───── DATA PROVIDED ─────

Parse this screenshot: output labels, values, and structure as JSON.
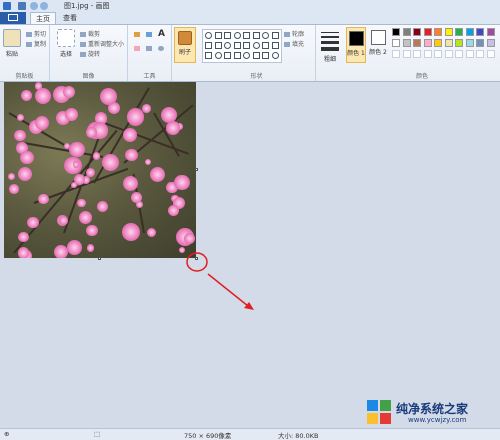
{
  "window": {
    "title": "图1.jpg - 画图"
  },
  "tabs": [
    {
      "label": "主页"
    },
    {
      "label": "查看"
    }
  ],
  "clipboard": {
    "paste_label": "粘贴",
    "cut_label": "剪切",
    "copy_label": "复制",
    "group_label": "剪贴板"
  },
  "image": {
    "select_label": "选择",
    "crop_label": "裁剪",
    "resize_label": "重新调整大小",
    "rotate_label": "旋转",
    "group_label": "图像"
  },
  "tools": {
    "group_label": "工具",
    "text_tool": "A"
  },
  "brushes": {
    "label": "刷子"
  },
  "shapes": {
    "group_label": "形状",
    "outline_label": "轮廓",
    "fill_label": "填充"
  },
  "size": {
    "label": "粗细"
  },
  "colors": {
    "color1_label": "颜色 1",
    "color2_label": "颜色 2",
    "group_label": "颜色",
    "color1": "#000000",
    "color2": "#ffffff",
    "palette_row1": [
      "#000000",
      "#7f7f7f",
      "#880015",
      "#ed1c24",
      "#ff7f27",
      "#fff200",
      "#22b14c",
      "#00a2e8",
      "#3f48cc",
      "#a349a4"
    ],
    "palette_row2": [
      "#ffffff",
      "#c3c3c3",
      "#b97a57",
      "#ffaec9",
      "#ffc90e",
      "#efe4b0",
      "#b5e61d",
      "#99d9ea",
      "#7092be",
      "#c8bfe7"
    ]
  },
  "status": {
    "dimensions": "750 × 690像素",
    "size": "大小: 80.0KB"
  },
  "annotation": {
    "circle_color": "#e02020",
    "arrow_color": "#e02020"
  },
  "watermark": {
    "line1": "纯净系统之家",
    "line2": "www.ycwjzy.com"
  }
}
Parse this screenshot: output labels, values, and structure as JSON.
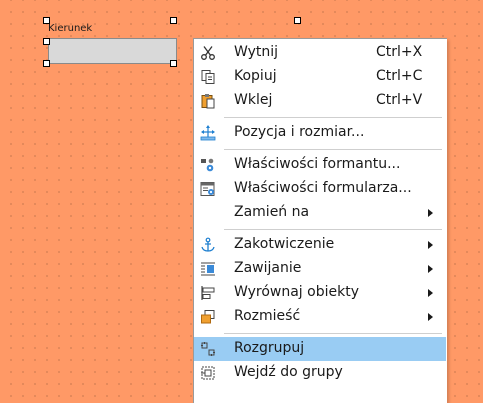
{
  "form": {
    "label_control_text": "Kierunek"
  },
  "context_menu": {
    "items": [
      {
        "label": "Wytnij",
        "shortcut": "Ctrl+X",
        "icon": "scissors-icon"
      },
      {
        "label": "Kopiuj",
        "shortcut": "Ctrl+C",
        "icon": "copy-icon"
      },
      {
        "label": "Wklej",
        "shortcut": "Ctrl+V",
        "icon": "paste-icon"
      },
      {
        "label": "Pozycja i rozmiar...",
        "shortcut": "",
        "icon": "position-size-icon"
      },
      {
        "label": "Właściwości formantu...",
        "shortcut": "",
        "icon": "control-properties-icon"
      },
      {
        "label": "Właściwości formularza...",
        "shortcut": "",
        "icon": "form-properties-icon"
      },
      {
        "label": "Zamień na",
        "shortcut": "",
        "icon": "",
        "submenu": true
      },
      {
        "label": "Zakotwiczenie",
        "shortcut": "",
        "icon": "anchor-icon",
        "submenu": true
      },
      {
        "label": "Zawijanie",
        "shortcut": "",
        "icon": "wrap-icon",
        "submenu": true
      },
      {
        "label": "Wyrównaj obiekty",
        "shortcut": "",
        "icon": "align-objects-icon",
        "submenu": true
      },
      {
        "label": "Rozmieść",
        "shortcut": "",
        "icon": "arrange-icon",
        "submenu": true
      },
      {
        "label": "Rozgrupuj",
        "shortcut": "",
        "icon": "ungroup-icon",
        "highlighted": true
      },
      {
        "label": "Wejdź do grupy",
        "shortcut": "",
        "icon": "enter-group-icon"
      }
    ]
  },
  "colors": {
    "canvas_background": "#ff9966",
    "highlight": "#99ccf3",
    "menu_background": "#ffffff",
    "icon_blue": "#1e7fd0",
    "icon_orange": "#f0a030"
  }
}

─────
───── DATA PROVIDED ─────

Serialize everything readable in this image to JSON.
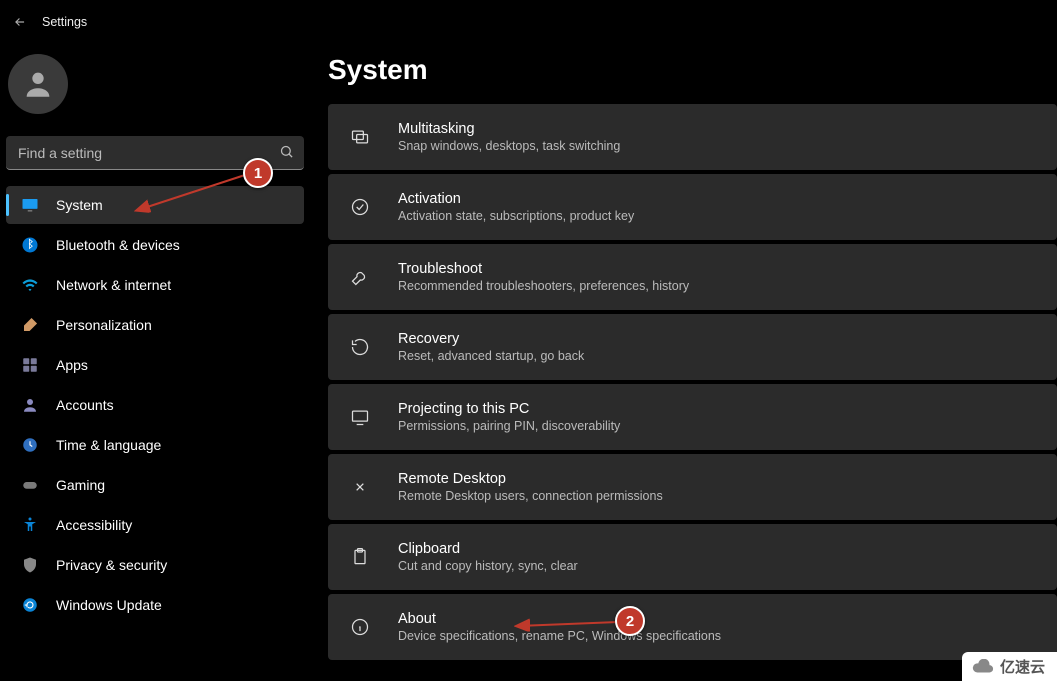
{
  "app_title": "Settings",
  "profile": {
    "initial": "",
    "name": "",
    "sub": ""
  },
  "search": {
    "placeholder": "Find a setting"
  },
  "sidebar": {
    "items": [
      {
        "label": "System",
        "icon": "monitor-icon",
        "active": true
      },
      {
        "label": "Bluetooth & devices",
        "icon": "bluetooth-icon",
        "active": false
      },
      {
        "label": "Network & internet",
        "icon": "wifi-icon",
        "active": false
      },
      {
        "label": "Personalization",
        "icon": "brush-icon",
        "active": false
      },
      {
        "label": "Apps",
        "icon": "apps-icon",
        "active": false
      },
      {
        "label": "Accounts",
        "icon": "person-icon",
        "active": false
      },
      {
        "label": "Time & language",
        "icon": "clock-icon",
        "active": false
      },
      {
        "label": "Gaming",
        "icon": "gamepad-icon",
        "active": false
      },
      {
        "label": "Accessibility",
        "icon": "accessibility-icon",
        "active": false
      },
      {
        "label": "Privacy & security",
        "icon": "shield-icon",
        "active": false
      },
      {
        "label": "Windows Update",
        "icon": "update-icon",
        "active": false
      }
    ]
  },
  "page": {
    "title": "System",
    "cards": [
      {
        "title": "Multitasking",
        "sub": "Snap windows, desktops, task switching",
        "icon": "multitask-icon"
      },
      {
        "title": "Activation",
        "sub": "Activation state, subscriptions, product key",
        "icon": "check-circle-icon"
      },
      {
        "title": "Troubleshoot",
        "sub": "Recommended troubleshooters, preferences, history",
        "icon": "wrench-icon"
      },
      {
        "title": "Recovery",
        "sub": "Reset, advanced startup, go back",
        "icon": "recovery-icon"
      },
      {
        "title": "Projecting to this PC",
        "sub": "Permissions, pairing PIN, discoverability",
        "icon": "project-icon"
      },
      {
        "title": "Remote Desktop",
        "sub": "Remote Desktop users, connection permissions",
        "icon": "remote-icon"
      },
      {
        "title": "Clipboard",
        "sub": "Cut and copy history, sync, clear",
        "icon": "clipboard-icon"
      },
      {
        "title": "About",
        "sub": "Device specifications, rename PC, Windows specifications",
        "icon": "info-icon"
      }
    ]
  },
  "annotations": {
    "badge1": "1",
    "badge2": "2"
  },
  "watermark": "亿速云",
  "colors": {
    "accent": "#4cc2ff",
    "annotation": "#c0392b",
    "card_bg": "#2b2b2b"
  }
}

─────
───── DATA PROVIDED ─────

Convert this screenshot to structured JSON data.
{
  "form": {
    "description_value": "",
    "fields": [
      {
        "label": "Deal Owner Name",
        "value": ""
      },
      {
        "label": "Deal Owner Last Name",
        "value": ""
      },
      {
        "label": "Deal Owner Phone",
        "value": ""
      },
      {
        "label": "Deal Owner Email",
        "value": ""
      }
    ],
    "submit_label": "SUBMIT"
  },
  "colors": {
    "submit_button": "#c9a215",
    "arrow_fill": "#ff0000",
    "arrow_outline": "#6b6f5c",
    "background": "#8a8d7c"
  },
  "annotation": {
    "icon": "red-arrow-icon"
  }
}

─────

AIM OF THE TASK: Search the records for the string "Deal" and return every line in which it occurs.

RESULT:
        "label": "Deal Owner Name",
        "label": "Deal Owner Last Name",
        "label": "Deal Owner Phone",
        "label": "Deal Owner Email",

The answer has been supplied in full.